──────── Quoted passage ────────

Data often finds itself embroiled in analogies describing its nature. From oil to air, many theorists have tried to capture the nature of data when it is used as an economic resource. Recently, a proposal was made to determine the ownership of this economic resource. The Committee of Experts on Non-Personal Data Governance Framework was set up by the Ministry of Electronics and Information Technology and recently submitted its recommendations. They focus on the economics of data use and can fundamentally change the digital economy. They allow some democratic say in how data is governed, and for this reason deserve conditional support.
The Committee recognises that data is increasingly contributing to wealth generation, and that the digital economy is characterised by concentrated markets. With this background, it makes recommendations concerning non-personal data. The Justice Srikrishna Committee made recommendations relating to the protection of personal data in 2018.
The report defines non-personal data as data that either was never about identifiable people (such as data collected through sensors in the soil), or anonymised data (such as data about people, but which has gone through anonymisation processes so that it cannot be traced back to people). It recommends the creation of anonymisation standards and for consent to convert personal data into anonymised non-personal data. It also recommends that non-personal aggregated sensitive personal data (such as data on political beliefs) should carry the same privacy protections as sensitive personal data.
The report says that certain kinds of non-personal data, even if they are collected by private companies, should not be considered the property of these companies. This means that if Uber collects data while providing a cab matching service, this data in its anonymised form cannot be said to belong to Uber alone. Potentially, other cab companies, Uber drivers, city dwellers and/or the municipal corporation could also have some rights over this data. We shall refer to this recommendation of making non-personal data available to certain groups and/or the public as “mandated non-personal data sharing”. This recommendation is not for all kinds of non-personal data, and neither does non-personal data become automatically shareable or shared.
The report proposes governance structures and infrastructure to facilitate mandated non-personal data sharing and use. Many technology policy experts have written about the need for a separate regulator, the arrangements between data intermediaries, and the mechanisms that trigger sharing of non-personal data. Here, the focus is on the concept itself, assuming that implementation is an open field.
Mandated non-personal data sharing has not been implemented anywhere at this scale. It should be understood as one tool in the new regulatory shed for a digital economy. As digitalisation starts to dominate more than just communication, including production and economic activity in general, regulation must be updated to reflect this technological change. This is an attempt to first engage with some of the criticisms of mandated data sharing, and then draw attention to its pitfalls.
The cocktail of monopoly. :
Most non-personal data is socially produced and only socially meaningful. Unless the purpose is surveillance, the data produced by me driving around the city is only meaningful and useful when compared to other data created by other people. Currently, data that is socially produced or meaningful is not socially owned. The status quo is that data collectors have all commercial rights over non-personal data. Large technology companies have built their market capitalisations over this monopoly control over personal and non-personal data. Digital companies like Amazon and Google grew partly due to network effects—their platforms connect people, and the more people join, the higher their value proposition, and the more people they attract. But network effects have been combined with the use of data, personal and non-personal, to bring these companies to their present heights. More people on a platform means more data, which often means better services (through more accurate algorithms). This is an automatic entry barrier for new firms who find it difficult to overcome network effects and data accumulation by incumbents. Network effects and data control constitute a cocktail of monopoly.

──────── Given material ────────

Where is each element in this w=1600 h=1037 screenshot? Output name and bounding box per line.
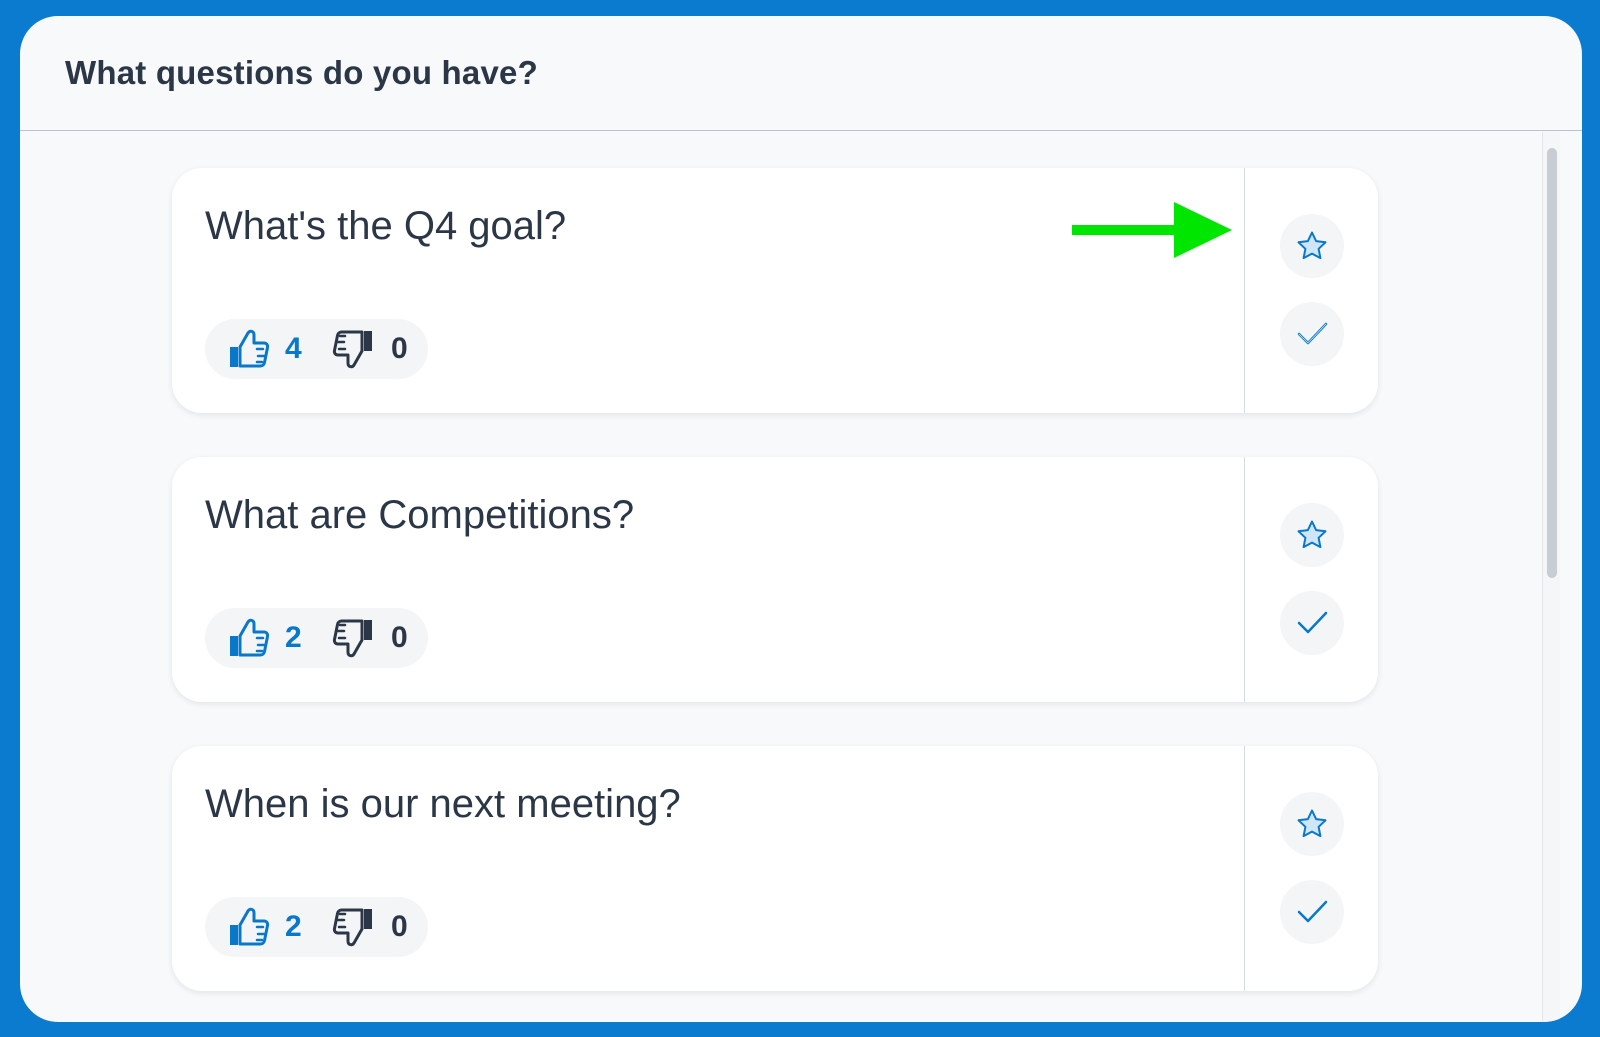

────────

**What is required**
Using the article on non-personal data governance, explain in one to three sentences why network effects combined with control of data act as a barrier to new firms.

**Exercise response**
Platforms become more valuable as more people join, and more people on a platform means more data, which often means better services through more accurate algorithms. New firms find it difficult to overcome these network effects and the data already accumulated by incumbents, so the combination works as an automatic entry barrier.